──────── Record excerpts ────────

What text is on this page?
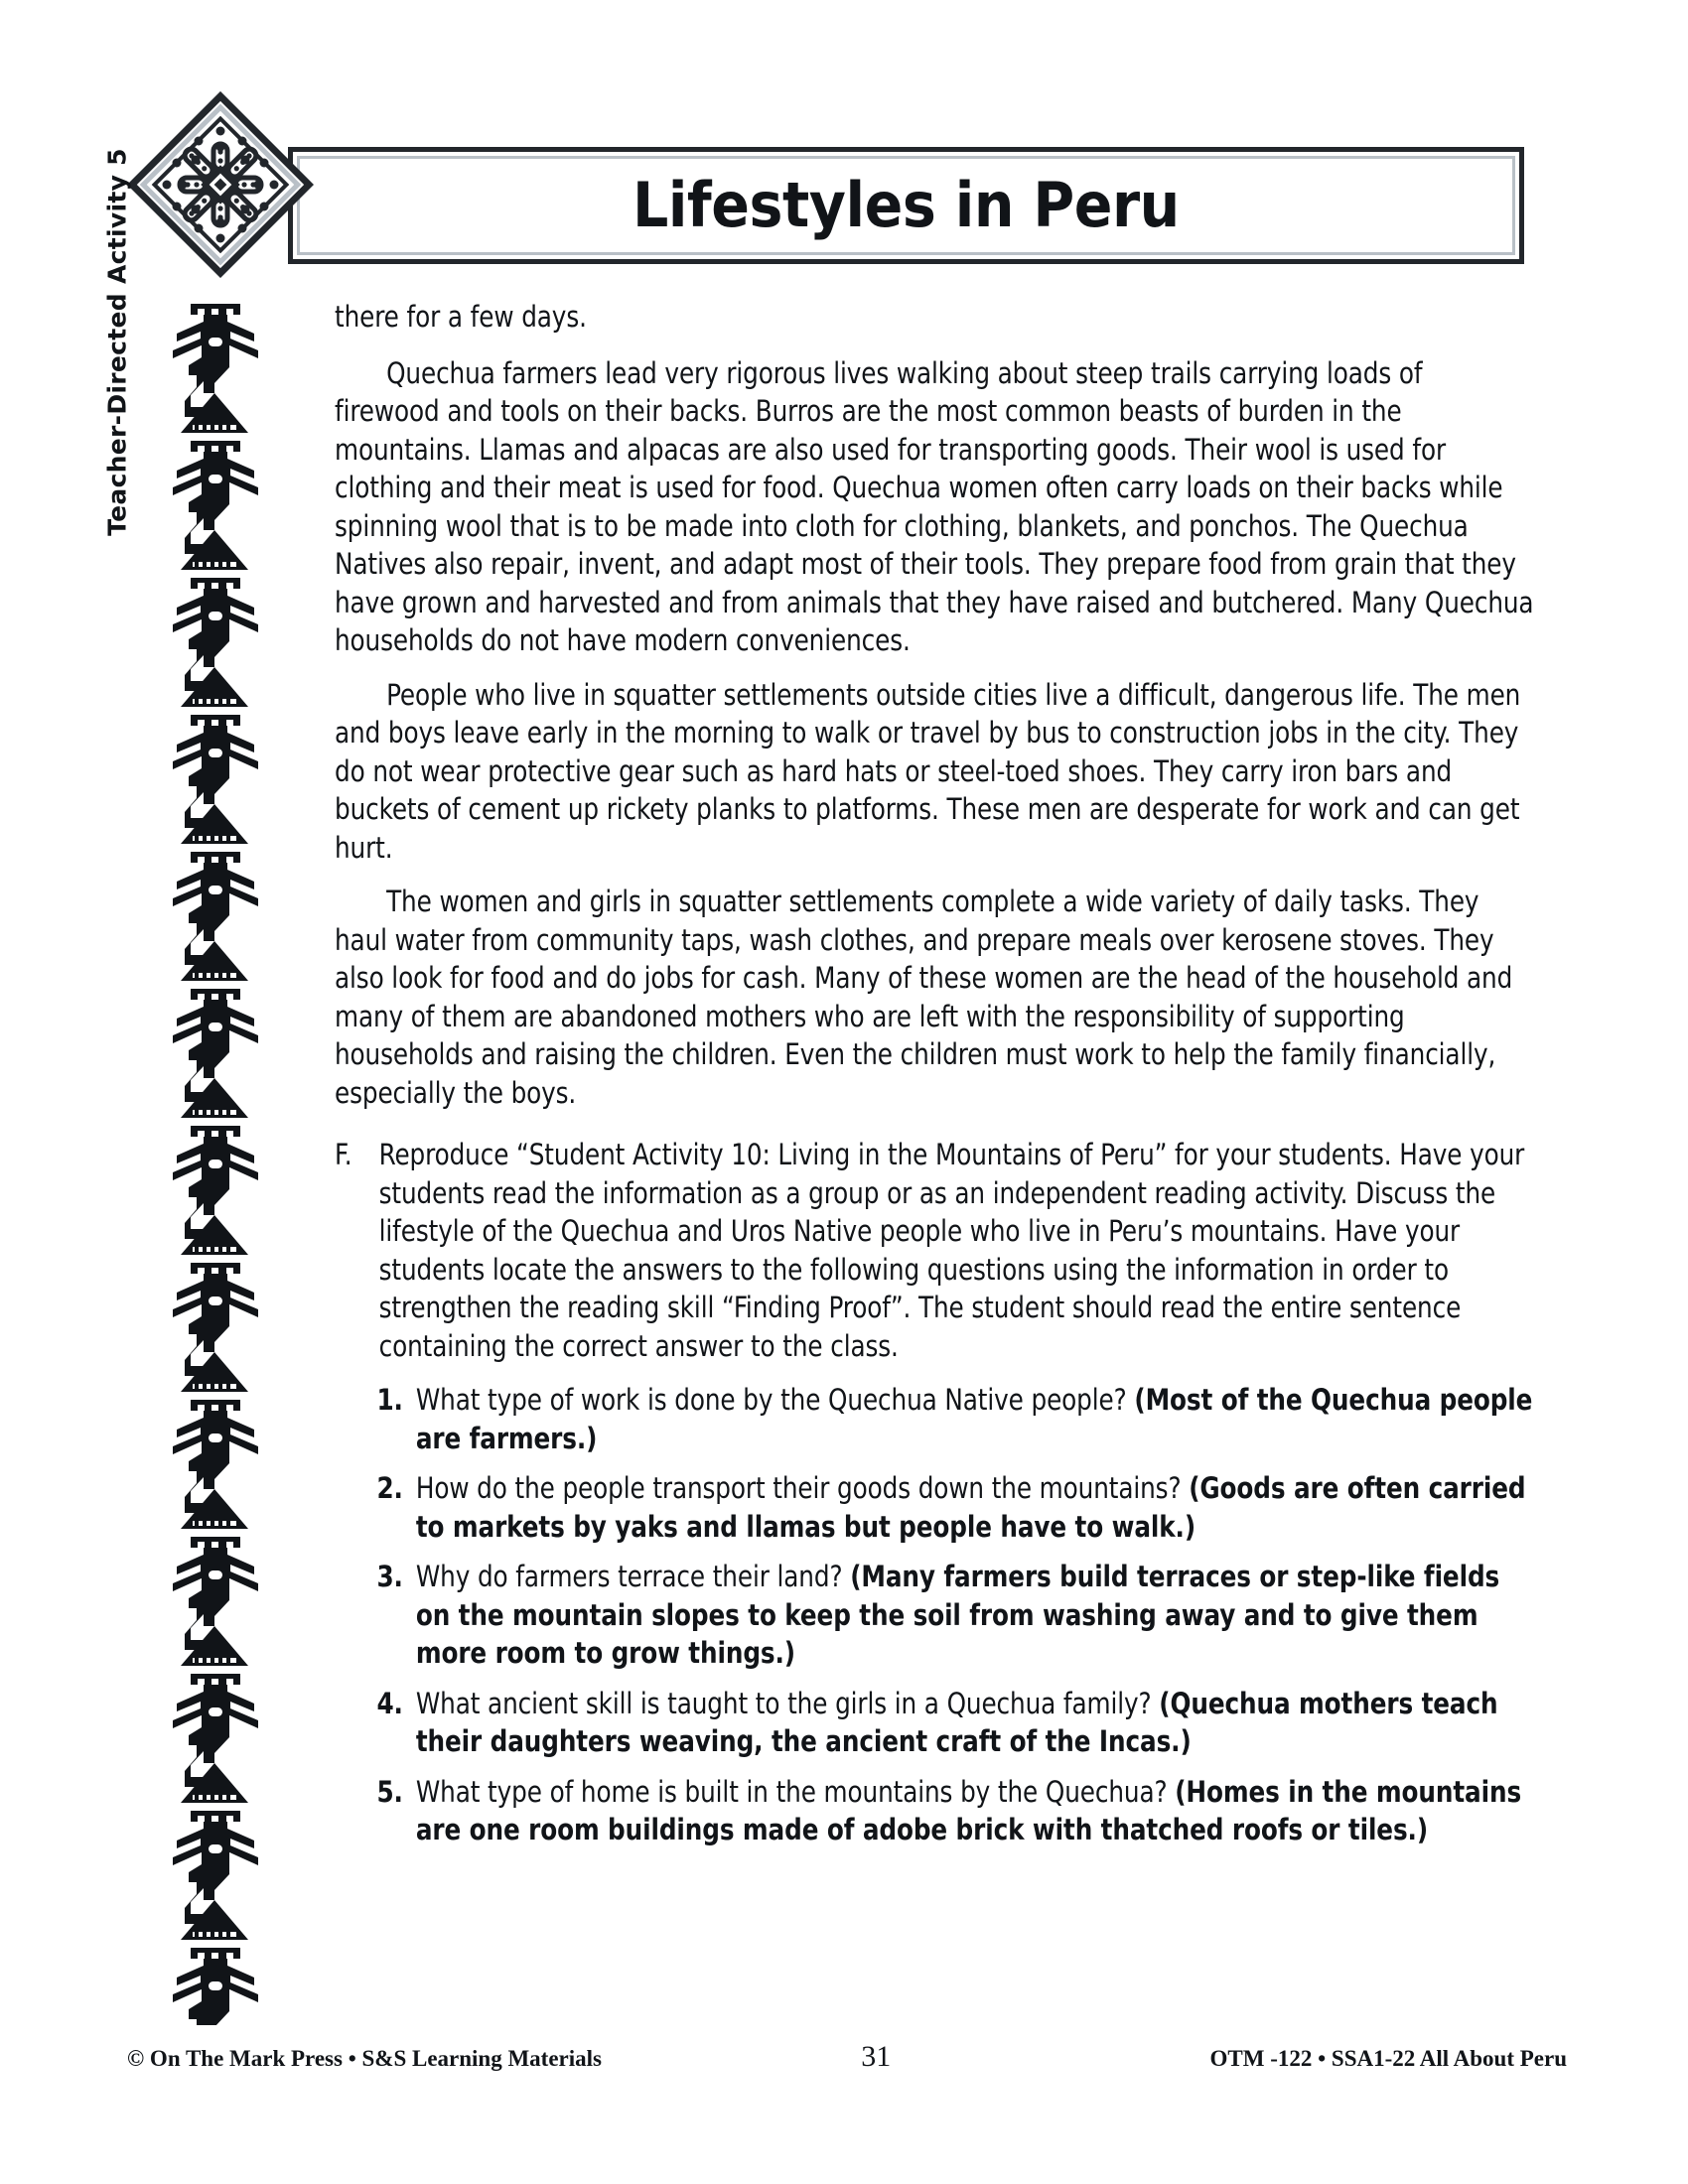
Lifestyles in Peru
Teacher-Directed Activity 5	there for a few days.

Quechua farmers lead very rigorous lives walking about steep trails carrying loads of firewood and tools on their backs. Burros are the most common beasts of burden in the mountains. Llamas and alpacas are also used for transporting goods. Their wool is used for clothing and their meat is used for food. Quechua women often carry loads on their backs while spinning wool that is to be made into cloth for clothing, blankets, and ponchos. The Quechua Natives also repair, invent, and adapt most of their tools. They prepare food from grain that they have grown and harvested and from animals that they have raised and butchered. Many Quechua households do not have modern conveniences.

People who live in squatter settlements outside cities live a difficult, dangerous life. The men and boys leave early in the morning to walk or travel by bus to construction jobs in the city. They do not wear protective gear such as hard hats or steel-toed shoes. They carry iron bars and buckets of cement up rickety planks to platforms. These men are desperate for work and can get hurt.

The women and girls in squatter settlements complete a wide variety of daily tasks. They haul water from community taps, wash clothes, and prepare meals over kerosene stoves. They also look for food and do jobs for cash. Many of these women are the head of the household and many of them are abandoned mothers who are left with the responsibility of supporting households and raising the children. Even the children must work to help the family financially, especially the boys.

F. Reproduce “Student Activity 10: Living in the Mountains of Peru” for your students. Have your students read the information as a group or as an independent reading activity. Discuss the lifestyle of the Quechua and Uros Native people who live in Peru’s mountains. Have your students locate the answers to the following questions using the information in order to strengthen the reading skill “Finding Proof”. The student should read the entire sentence containing the correct answer to the class.
1. What type of work is done by the Quechua Native people? (Most of the Quechua people are farmers.)
2. How do the people transport their goods down the mountains? (Goods are often carried to markets by yaks and llamas but people have to walk.)
3. Why do farmers terrace their land? (Many farmers build terraces or step-like fields on the mountain slopes to keep the soil from washing away and to give them more room to grow things.)
4. What ancient skill is taught to the girls in a Quechua family? (Quechua mothers teach their daughters weaving, the ancient craft of the Incas.)
5. What type of home is built in the mountains by the Quechua? (Homes in the mountains are one room buildings made of adobe brick with thatched roofs or tiles.)
© On The Mark Press • S&S Learning Materials	31	OTM -122 • SSA1-22 All About Peru
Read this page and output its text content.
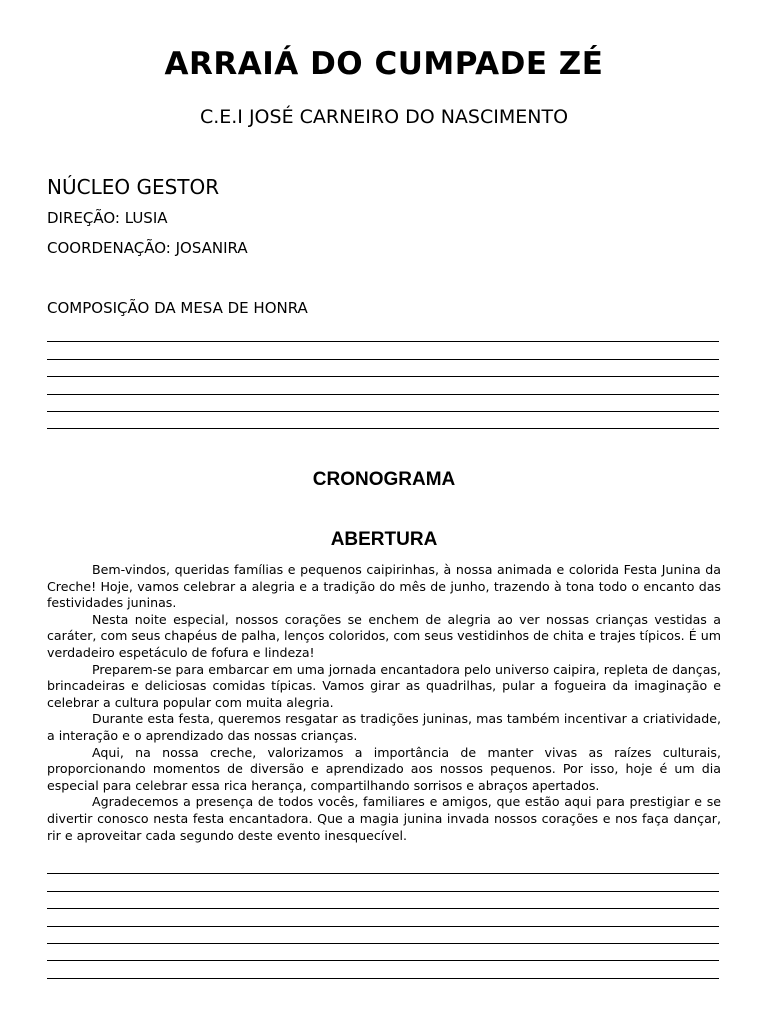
ARRAIÁ DO CUMPADE ZÉ
C.E.I JOSÉ CARNEIRO DO NASCIMENTO
NÚCLEO GESTOR
DIREÇÃO: LUSIA
COORDENAÇÃO: JOSANIRA
COMPOSIÇÃO DA MESA DE HONRA
CRONOGRAMA
ABERTURA

Bem-vindos, queridas famílias e pequenos caipirinhas, à nossa animada e colorida Festa Junina da Creche! Hoje, vamos celebrar a alegria e a tradição do mês de junho, trazendo à tona todo o encanto das festividades juninas.

Nesta noite especial, nossos corações se enchem de alegria ao ver nossas crianças vestidas a caráter, com seus chapéus de palha, lenços coloridos, com seus vestidinhos de chita e trajes típicos. É um verdadeiro espetáculo de fofura e lindeza!

Preparem-se para embarcar em uma jornada encantadora pelo universo caipira, repleta de danças, brincadeiras e deliciosas comidas típicas. Vamos girar as quadrilhas, pular a fogueira da imaginação e celebrar a cultura popular com muita alegria.

Durante esta festa, queremos resgatar as tradições juninas, mas também incentivar a criatividade, a interação e o aprendizado das nossas crianças.

Aqui, na nossa creche, valorizamos a importância de manter vivas as raízes culturais, proporcionando momentos de diversão e aprendizado aos nossos pequenos. Por isso, hoje é um dia especial para celebrar essa rica herança, compartilhando sorrisos e abraços apertados.

Agradecemos a presença de todos vocês, familiares e amigos, que estão aqui para prestigiar e se divertir conosco nesta festa encantadora. Que a magia junina invada nossos corações e nos faça dançar, rir e aproveitar cada segundo deste evento inesquecível.
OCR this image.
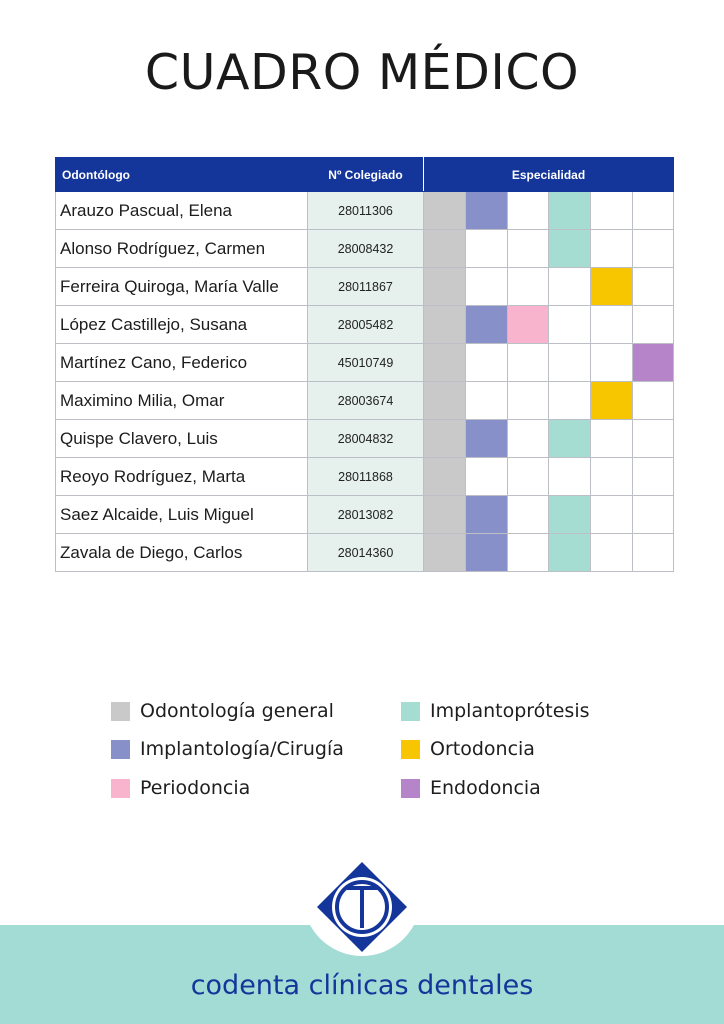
CUADRO MÉDICO
Odontólogo	Nº Colegiado	Especialidad					
Arauzo Pascual, Elena	28011306						
Alonso Rodríguez, Carmen	28008432						
Ferreira Quiroga, María Valle	28011867						
López Castillejo, Susana	28005482						
Martínez Cano, Federico	45010749						
Maximino Milia, Omar	28003674						
Quispe Clavero, Luis	28004832						
Reoyo Rodríguez, Marta	28011868						
Saez Alcaide, Luis Miguel	28013082						
Zavala de Diego, Carlos	28014360						
Odontología general
Implantología/Cirugía
Periodoncia
Implantoprótesis
Ortodoncia
Endodoncia
codenta clínicas dentales
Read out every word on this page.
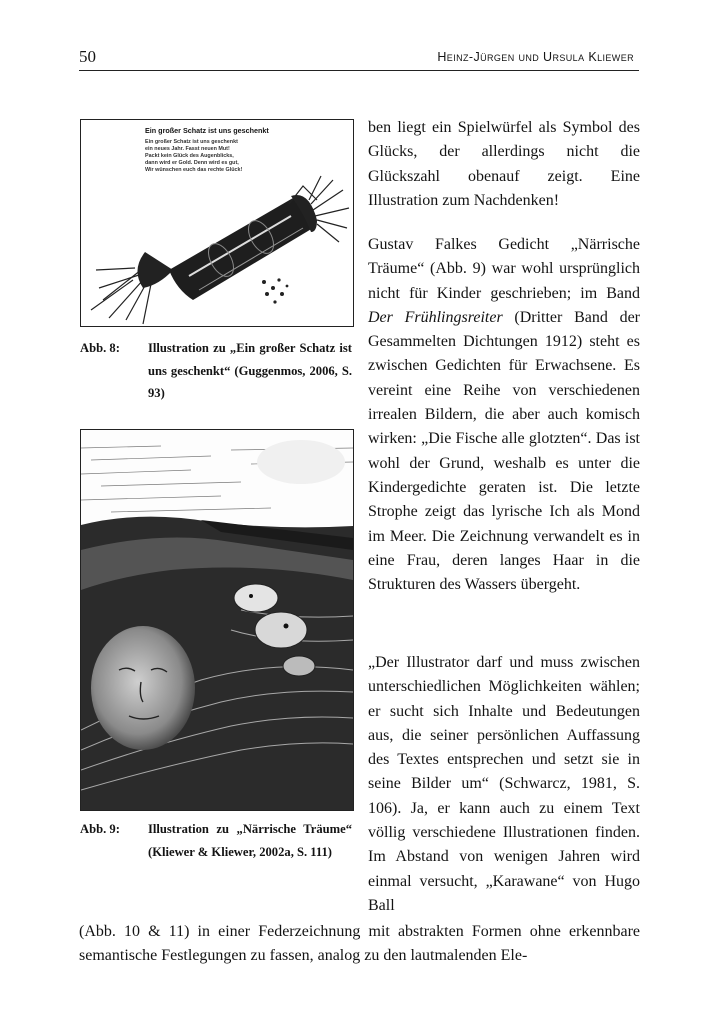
50	Heinz-Jürgen und Ursula Kliewer
Ein großer Schatz ist uns geschenkt
Ein großer Schatz ist uns geschenkt
ein neues Jahr. Fasst neuen Mut!
Packt kein Glück des Augenblicks,
dann wird er Gold. Denn wird es gut,
Wir wünschen euch das rechte Glück!
Abb. 8: Illustration zu „Ein großer Schatz ist uns geschenkt“ (Guggenmos, 2006, S. 93)
Abb. 9: Illustration zu „Närrische Träume“ (Kliewer & Kliewer, 2002a, S. 111)

ben liegt ein Spielwürfel als Symbol des Glücks, der allerdings nicht die Glückszahl obenauf zeigt. Eine Illustration zum Nachdenken!

Gustav Falkes Gedicht „Närrische Träume“ (Abb. 9) war wohl ursprünglich nicht für Kinder geschrieben; im Band Der Frühlingsreiter (Dritter Band der Gesammelten Dichtungen 1912) steht es zwischen Gedichten für Erwachsene. Es vereint eine Reihe von verschiedenen irrealen Bildern, die aber auch komisch wirken: „Die Fische alle glotzten“. Das ist wohl der Grund, weshalb es unter die Kindergedichte geraten ist. Die letzte Strophe zeigt das lyrische Ich als Mond im Meer. Die Zeichnung verwandelt es in eine Frau, deren langes Haar in die Strukturen des Wassers übergeht.

„Der Illustrator darf und muss zwischen unterschiedlichen Möglichkeiten wählen; er sucht sich Inhalte und Bedeutungen aus, die seiner persönlichen Auffassung des Textes entsprechen und setzt sie in seine Bilder um“ (Schwarcz, 1981, S. 106). Ja, er kann auch zu einem Text völlig verschiedene Illustrationen finden. Im Abstand von wenigen Jahren wird einmal versucht, „Karawane“ von Hugo Ball

(Abb. 10 & 11) in einer Federzeichnung mit abstrakten Formen ohne erkennbare semantische Festlegungen zu fassen, analog zu den lautmalenden Ele-
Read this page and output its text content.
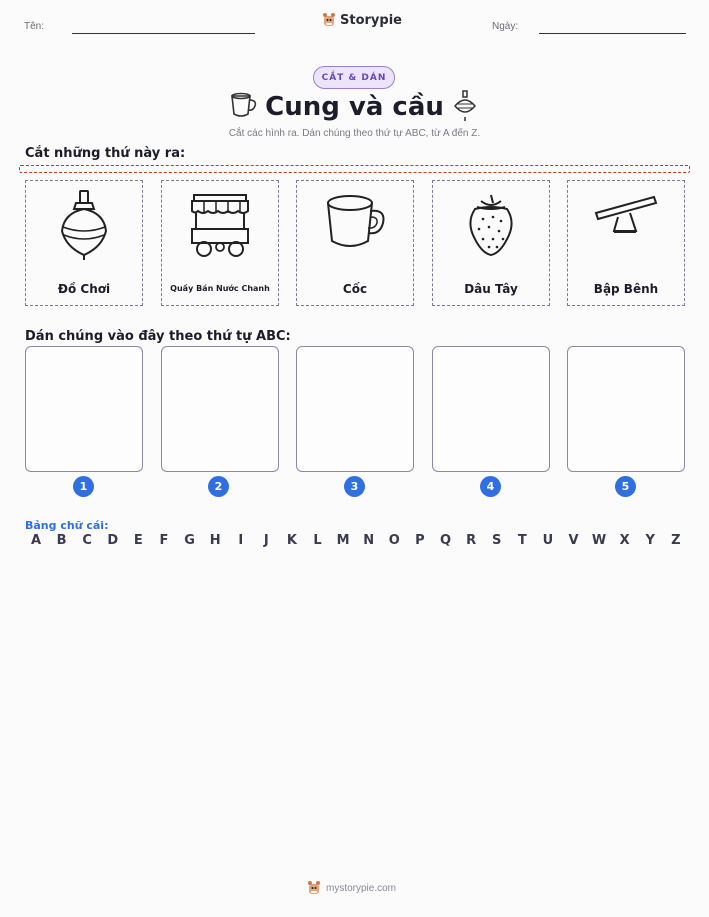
Tên:	Storypie	Ngày:
CẮT & DÁN
Cung và cầu
Cắt các hình ra. Dán chúng theo thứ tự ABC, từ A đến Z.
Cắt những thứ này ra:
Đồ Chơi	Quầy Bán Nước Chanh	Cốc	Dâu Tây	Bập Bênh
Dán chúng vào đây theo thứ tự ABC:
1	2	3	4	5
Bảng chữ cái:
A	B	C	D	E	F	G	H	I	J	K	L	M	N	O	P	Q	R	S	T	U	V	W	X	Y	Z
mystorypie.com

────────

→ **Work required**
Go through the records. Copy each line where "Rodríguez" appears.

→ **Worked answer**
Alonso Rodríguez, Carmen	28008432						
Reoyo Rodríguez, Marta	28011868						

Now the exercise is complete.